GIVEN INSTRUCTION:
Repeat each entry word for word. Leave any images out of the copy.

═══ INFORMATION SHOWN

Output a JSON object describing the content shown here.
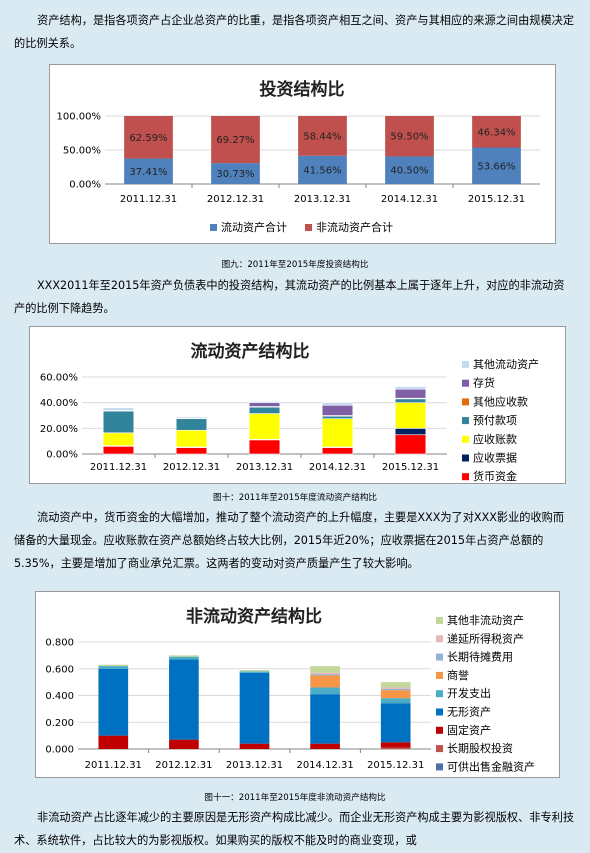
{
  "para1": "资产结构，是指各项资产占企业总资产的比重，是指各项资产相互之间、资产与其相应的来源之间由规模决定的比例关系。",
  "para2": "XXX2011年至2015年资产负债表中的投资结构，其流动资产的比例基本上属于逐年上升，对应的非流动资产的比例下降趋势。",
  "para3": "流动资产中，货币资金的大幅增加，推动了整个流动资产的上升幅度，主要是XXX为了对XXX影业的收购而储备的大量现金。应收账款在资产总额始终占较大比例，2015年近20%；应收票据在2015年占资产总额的5.35%，主要是增加了商业承兑汇票。这两者的变动对资产质量产生了较大影响。",
  "para4": "非流动资产占比逐年减少的主要原因是无形资产构成比减少。而企业无形资产构成主要为影视版权、非专利技术、系统软件，占比较大的为影视版权。如果购买的版权不能及时的商业变现，或",
  "captions": {
    "fig9": "图九：2011年至2015年度投资结构比",
    "fig10": "图十：2011年至2015年度流动资产结构比",
    "fig11": "图十一：2011年至2015年度非流动资产结构比"
  },
  "chart_data": [
    {
      "type": "bar",
      "stacked": true,
      "title": "投资结构比",
      "categories": [
        "2011.12.31",
        "2012.12.31",
        "2013.12.31",
        "2014.12.31",
        "2015.12.31"
      ],
      "series": [
        {
          "name": "流动资产合计",
          "color": "#4f81bd",
          "values": [
            37.41,
            30.73,
            41.56,
            40.5,
            53.66
          ],
          "labels": [
            "37.41%",
            "30.73%",
            "41.56%",
            "40.50%",
            "53.66%"
          ]
        },
        {
          "name": "非流动资产合计",
          "color": "#c0504d",
          "values": [
            62.59,
            69.27,
            58.44,
            59.5,
            46.34
          ],
          "labels": [
            "62.59%",
            "69.27%",
            "58.44%",
            "59.50%",
            "46.34%"
          ]
        }
      ],
      "yticks": [
        "0.00%",
        "50.00%",
        "100.00%"
      ],
      "ylim": [
        0,
        100
      ],
      "legend": "bottom"
    },
    {
      "type": "bar",
      "stacked": true,
      "title": "流动资产结构比",
      "categories": [
        "2011.12.31",
        "2012.12.31",
        "2013.12.31",
        "2014.12.31",
        "2015.12.31"
      ],
      "series": [
        {
          "name": "货币资金",
          "color": "#ff0000",
          "values": [
            6,
            5,
            11,
            5,
            15
          ]
        },
        {
          "name": "应收票据",
          "color": "#002060",
          "values": [
            0.5,
            0.5,
            0.5,
            0.5,
            5
          ]
        },
        {
          "name": "应收账款",
          "color": "#ffff00",
          "values": [
            10,
            13,
            20,
            22,
            20
          ]
        },
        {
          "name": "预付款项",
          "color": "#31849b",
          "values": [
            17,
            9,
            5,
            2,
            3
          ]
        },
        {
          "name": "其他应收款",
          "color": "#e46c0a",
          "values": [
            0.5,
            0.5,
            0.5,
            0.5,
            0.5
          ]
        },
        {
          "name": "存货",
          "color": "#7f5fa6",
          "values": [
            0,
            0,
            3,
            8,
            7
          ]
        },
        {
          "name": "其他流动资产",
          "color": "#c5d9f1",
          "values": [
            2,
            1,
            1,
            2,
            2
          ]
        }
      ],
      "yticks": [
        "0.00%",
        "20.00%",
        "40.00%",
        "60.00%"
      ],
      "ylim": [
        0,
        60
      ],
      "legend": "right"
    },
    {
      "type": "bar",
      "stacked": true,
      "title": "非流动资产结构比",
      "categories": [
        "2011.12.31",
        "2012.12.31",
        "2013.12.31",
        "2014.12.31",
        "2015.12.31"
      ],
      "series": [
        {
          "name": "可供出售金融资产",
          "color": "#4f6fa8",
          "values": [
            0,
            0,
            0,
            0,
            0
          ]
        },
        {
          "name": "长期股权投资",
          "color": "#c0504d",
          "values": [
            0,
            0,
            0,
            0,
            0.01
          ]
        },
        {
          "name": "固定资产",
          "color": "#c00000",
          "values": [
            0.1,
            0.07,
            0.04,
            0.04,
            0.04
          ]
        },
        {
          "name": "无形资产",
          "color": "#0070c0",
          "values": [
            0.5,
            0.6,
            0.53,
            0.37,
            0.29
          ]
        },
        {
          "name": "开发支出",
          "color": "#4bacc6",
          "values": [
            0.02,
            0.02,
            0.01,
            0.05,
            0.04
          ]
        },
        {
          "name": "商誉",
          "color": "#f79646",
          "values": [
            0,
            0,
            0,
            0.09,
            0.06
          ]
        },
        {
          "name": "长期待摊费用",
          "color": "#95b3d7",
          "values": [
            0,
            0,
            0,
            0.01,
            0.01
          ]
        },
        {
          "name": "递延所得税资产",
          "color": "#e6b9b8",
          "values": [
            0,
            0,
            0,
            0.01,
            0.01
          ]
        },
        {
          "name": "其他非流动资产",
          "color": "#c4d79b",
          "values": [
            0.01,
            0.01,
            0.01,
            0.05,
            0.04
          ]
        }
      ],
      "yticks": [
        "0.000",
        "0.200",
        "0.400",
        "0.600",
        "0.800"
      ],
      "ylim": [
        0,
        0.8
      ],
      "legend": "right"
    }
  ]
}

══════

EXERCISE ANSWER:
Output a JSON object describing the content shown here.
{
  "para1": "资产结构，是指各项资产占企业总资产的比重，是指各项资产相互之间、资产与其相应的来源之间由规模决定的比例关系。",
  "para2": "XXX2011年至2015年资产负债表中的投资结构，其流动资产的比例基本上属于逐年上升，对应的非流动资产的比例下降趋势。",
  "para3": "流动资产中，货币资金的大幅增加，推动了整个流动资产的上升幅度，主要是XXX为了对XXX影业的收购而储备的大量现金。应收账款在资产总额始终占较大比例，2015年近20%；应收票据在2015年占资产总额的5.35%，主要是增加了商业承兑汇票。这两者的变动对资产质量产生了较大影响。",
  "para4": "非流动资产占比逐年减少的主要原因是无形资产构成比减少。而企业无形资产构成主要为影视版权、非专利技术、系统软件，占比较大的为影视版权。如果购买的版权不能及时的商业变现，或",
  "captions": {
    "fig9": "图九：2011年至2015年度投资结构比",
    "fig10": "图十：2011年至2015年度流动资产结构比",
    "fig11": "图十一：2011年至2015年度非流动资产结构比"
  },
  "chart_data": [
    {
      "type": "bar",
      "stacked": true,
      "title": "投资结构比",
      "categories": [
        "2011.12.31",
        "2012.12.31",
        "2013.12.31",
        "2014.12.31",
        "2015.12.31"
      ],
      "series": [
        {
          "name": "流动资产合计",
          "color": "#4f81bd",
          "values": [
            37.41,
            30.73,
            41.56,
            40.5,
            53.66
          ],
          "labels": [
            "37.41%",
            "30.73%",
            "41.56%",
            "40.50%",
            "53.66%"
          ]
        },
        {
          "name": "非流动资产合计",
          "color": "#c0504d",
          "values": [
            62.59,
            69.27,
            58.44,
            59.5,
            46.34
          ],
          "labels": [
            "62.59%",
            "69.27%",
            "58.44%",
            "59.50%",
            "46.34%"
          ]
        }
      ],
      "yticks": [
        "0.00%",
        "50.00%",
        "100.00%"
      ],
      "ylim": [
        0,
        100
      ],
      "legend": "bottom"
    },
    {
      "type": "bar",
      "stacked": true,
      "title": "流动资产结构比",
      "categories": [
        "2011.12.31",
        "2012.12.31",
        "2013.12.31",
        "2014.12.31",
        "2015.12.31"
      ],
      "series": [
        {
          "name": "货币资金",
          "color": "#ff0000",
          "values": [
            6,
            5,
            11,
            5,
            15
          ]
        },
        {
          "name": "应收票据",
          "color": "#002060",
          "values": [
            0.5,
            0.5,
            0.5,
            0.5,
            5
          ]
        },
        {
          "name": "应收账款",
          "color": "#ffff00",
          "values": [
            10,
            13,
            20,
            22,
            20
          ]
        },
        {
          "name": "预付款项",
          "color": "#31849b",
          "values": [
            17,
            9,
            5,
            2,
            3
          ]
        },
        {
          "name": "其他应收款",
          "color": "#e46c0a",
          "values": [
            0.5,
            0.5,
            0.5,
            0.5,
            0.5
          ]
        },
        {
          "name": "存货",
          "color": "#7f5fa6",
          "values": [
            0,
            0,
            3,
            8,
            7
          ]
        },
        {
          "name": "其他流动资产",
          "color": "#c5d9f1",
          "values": [
            2,
            1,
            1,
            2,
            2
          ]
        }
      ],
      "yticks": [
        "0.00%",
        "20.00%",
        "40.00%",
        "60.00%"
      ],
      "ylim": [
        0,
        60
      ],
      "legend": "right"
    },
    {
      "type": "bar",
      "stacked": true,
      "title": "非流动资产结构比",
      "categories": [
        "2011.12.31",
        "2012.12.31",
        "2013.12.31",
        "2014.12.31",
        "2015.12.31"
      ],
      "series": [
        {
          "name": "可供出售金融资产",
          "color": "#4f6fa8",
          "values": [
            0,
            0,
            0,
            0,
            0
          ]
        },
        {
          "name": "长期股权投资",
          "color": "#c0504d",
          "values": [
            0,
            0,
            0,
            0,
            0.01
          ]
        },
        {
          "name": "固定资产",
          "color": "#c00000",
          "values": [
            0.1,
            0.07,
            0.04,
            0.04,
            0.04
          ]
        },
        {
          "name": "无形资产",
          "color": "#0070c0",
          "values": [
            0.5,
            0.6,
            0.53,
            0.37,
            0.29
          ]
        },
        {
          "name": "开发支出",
          "color": "#4bacc6",
          "values": [
            0.02,
            0.02,
            0.01,
            0.05,
            0.04
          ]
        },
        {
          "name": "商誉",
          "color": "#f79646",
          "values": [
            0,
            0,
            0,
            0.09,
            0.06
          ]
        },
        {
          "name": "长期待摊费用",
          "color": "#95b3d7",
          "values": [
            0,
            0,
            0,
            0.01,
            0.01
          ]
        },
        {
          "name": "递延所得税资产",
          "color": "#e6b9b8",
          "values": [
            0,
            0,
            0,
            0.01,
            0.01
          ]
        },
        {
          "name": "其他非流动资产",
          "color": "#c4d79b",
          "values": [
            0.01,
            0.01,
            0.01,
            0.05,
            0.04
          ]
        }
      ],
      "yticks": [
        "0.000",
        "0.200",
        "0.400",
        "0.600",
        "0.800"
      ],
      "ylim": [
        0,
        0.8
      ],
      "legend": "right"
    }
  ]
}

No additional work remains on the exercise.